--- Begin INPUT FOR THIS TASK ---

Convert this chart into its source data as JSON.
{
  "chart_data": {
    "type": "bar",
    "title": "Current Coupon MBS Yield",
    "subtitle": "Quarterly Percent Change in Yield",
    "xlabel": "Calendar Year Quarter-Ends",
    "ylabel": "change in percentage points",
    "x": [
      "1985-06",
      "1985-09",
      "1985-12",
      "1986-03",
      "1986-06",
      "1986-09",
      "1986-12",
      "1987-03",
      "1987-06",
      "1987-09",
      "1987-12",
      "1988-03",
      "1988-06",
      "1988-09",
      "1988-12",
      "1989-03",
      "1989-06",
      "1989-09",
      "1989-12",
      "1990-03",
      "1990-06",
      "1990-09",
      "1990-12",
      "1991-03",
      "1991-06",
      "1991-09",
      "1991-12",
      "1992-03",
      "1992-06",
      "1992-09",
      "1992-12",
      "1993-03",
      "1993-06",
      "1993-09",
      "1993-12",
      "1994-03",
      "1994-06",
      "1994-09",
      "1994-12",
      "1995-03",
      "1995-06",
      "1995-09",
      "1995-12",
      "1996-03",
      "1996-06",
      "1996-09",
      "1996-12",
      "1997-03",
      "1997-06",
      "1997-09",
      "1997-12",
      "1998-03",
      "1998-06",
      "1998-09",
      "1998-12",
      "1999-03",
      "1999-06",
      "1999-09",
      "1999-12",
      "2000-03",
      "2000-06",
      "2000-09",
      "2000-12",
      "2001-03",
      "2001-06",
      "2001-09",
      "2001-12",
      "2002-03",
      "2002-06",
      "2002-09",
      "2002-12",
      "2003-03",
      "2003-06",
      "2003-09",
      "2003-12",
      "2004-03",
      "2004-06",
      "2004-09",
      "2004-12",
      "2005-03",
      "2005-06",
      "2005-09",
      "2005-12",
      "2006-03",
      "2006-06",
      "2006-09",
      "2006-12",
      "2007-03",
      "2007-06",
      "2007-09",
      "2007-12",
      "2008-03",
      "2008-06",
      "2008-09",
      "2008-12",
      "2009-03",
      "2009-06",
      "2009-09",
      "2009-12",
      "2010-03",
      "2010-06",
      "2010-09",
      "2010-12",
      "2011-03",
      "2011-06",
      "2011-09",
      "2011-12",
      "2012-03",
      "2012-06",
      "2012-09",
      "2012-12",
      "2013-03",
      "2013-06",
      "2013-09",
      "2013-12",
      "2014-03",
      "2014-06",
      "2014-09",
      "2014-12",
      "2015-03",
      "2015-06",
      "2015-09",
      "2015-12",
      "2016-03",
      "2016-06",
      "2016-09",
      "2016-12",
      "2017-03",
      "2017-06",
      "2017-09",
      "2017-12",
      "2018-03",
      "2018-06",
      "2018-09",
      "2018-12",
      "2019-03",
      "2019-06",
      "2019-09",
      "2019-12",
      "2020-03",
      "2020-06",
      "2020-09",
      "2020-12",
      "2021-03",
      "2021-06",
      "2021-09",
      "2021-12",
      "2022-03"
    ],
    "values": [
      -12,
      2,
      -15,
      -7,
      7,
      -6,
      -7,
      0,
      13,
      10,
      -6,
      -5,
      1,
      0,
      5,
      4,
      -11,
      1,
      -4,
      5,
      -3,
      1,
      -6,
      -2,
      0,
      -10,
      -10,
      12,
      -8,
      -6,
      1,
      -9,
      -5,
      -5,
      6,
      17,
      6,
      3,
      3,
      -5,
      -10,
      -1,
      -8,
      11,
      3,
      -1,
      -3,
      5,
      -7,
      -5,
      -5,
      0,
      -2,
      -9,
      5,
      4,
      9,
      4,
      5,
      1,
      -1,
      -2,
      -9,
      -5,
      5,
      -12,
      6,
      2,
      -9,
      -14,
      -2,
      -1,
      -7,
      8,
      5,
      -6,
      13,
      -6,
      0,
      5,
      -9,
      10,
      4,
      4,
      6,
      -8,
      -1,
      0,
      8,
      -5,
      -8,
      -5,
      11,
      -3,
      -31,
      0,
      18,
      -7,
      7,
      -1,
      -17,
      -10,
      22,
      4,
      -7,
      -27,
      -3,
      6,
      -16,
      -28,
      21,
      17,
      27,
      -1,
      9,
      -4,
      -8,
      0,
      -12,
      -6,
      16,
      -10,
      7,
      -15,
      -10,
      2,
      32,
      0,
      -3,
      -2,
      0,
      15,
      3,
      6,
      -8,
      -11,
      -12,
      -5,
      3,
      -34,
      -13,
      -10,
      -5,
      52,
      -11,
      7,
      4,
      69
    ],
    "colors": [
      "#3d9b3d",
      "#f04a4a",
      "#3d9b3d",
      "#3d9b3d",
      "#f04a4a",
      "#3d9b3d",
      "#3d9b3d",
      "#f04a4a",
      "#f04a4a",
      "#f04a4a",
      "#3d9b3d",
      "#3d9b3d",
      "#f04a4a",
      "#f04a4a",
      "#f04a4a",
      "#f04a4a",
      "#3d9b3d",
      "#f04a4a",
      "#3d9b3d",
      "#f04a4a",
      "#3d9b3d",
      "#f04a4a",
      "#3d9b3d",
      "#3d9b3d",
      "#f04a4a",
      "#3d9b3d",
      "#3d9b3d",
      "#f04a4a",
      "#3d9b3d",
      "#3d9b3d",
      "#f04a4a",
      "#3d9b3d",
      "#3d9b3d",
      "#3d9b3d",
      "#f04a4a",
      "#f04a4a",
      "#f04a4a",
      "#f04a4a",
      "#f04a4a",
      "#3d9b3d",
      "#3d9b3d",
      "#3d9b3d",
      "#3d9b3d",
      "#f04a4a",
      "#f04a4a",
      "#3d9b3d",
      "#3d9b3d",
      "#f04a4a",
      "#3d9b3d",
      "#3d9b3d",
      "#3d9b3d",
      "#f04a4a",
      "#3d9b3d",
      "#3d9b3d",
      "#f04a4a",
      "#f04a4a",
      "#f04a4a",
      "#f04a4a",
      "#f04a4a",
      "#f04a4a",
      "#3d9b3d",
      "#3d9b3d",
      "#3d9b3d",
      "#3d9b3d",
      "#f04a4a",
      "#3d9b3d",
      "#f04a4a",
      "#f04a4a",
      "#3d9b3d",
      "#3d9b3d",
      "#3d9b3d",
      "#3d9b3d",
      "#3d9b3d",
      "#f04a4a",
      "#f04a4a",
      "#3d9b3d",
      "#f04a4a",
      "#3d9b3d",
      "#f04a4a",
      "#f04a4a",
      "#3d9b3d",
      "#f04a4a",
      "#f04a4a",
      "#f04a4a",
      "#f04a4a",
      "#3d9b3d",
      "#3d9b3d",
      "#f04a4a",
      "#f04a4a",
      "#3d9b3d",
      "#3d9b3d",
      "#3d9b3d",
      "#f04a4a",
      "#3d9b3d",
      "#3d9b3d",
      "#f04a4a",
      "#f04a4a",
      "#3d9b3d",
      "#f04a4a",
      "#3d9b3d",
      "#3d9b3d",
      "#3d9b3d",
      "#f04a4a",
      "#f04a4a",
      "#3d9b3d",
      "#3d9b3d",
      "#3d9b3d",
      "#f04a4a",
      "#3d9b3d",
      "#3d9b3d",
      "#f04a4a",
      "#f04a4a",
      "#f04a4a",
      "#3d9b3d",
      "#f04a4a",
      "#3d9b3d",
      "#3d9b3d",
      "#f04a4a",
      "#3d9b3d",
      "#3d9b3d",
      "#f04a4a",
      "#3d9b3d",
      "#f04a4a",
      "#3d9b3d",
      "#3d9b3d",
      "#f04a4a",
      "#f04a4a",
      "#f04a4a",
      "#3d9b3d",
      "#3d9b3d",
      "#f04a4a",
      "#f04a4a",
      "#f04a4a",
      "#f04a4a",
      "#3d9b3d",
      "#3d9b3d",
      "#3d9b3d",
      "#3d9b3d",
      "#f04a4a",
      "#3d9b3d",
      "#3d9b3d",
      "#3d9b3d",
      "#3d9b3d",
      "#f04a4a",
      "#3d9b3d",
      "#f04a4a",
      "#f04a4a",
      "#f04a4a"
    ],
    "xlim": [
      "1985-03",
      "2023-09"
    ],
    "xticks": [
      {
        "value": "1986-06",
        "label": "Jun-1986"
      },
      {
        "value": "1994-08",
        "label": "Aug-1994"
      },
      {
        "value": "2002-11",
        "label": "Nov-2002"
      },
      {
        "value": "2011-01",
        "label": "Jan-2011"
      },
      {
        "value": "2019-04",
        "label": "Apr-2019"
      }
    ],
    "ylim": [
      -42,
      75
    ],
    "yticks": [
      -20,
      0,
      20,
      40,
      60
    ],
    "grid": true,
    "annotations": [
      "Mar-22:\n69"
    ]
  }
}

--- End INPUT FOR THIS TASK ---

» PROBLEM DETAILS
Check each line of the records above for the word "Yield", then give the number of lines that have it, with no other words.

» TASK OUTPUT
2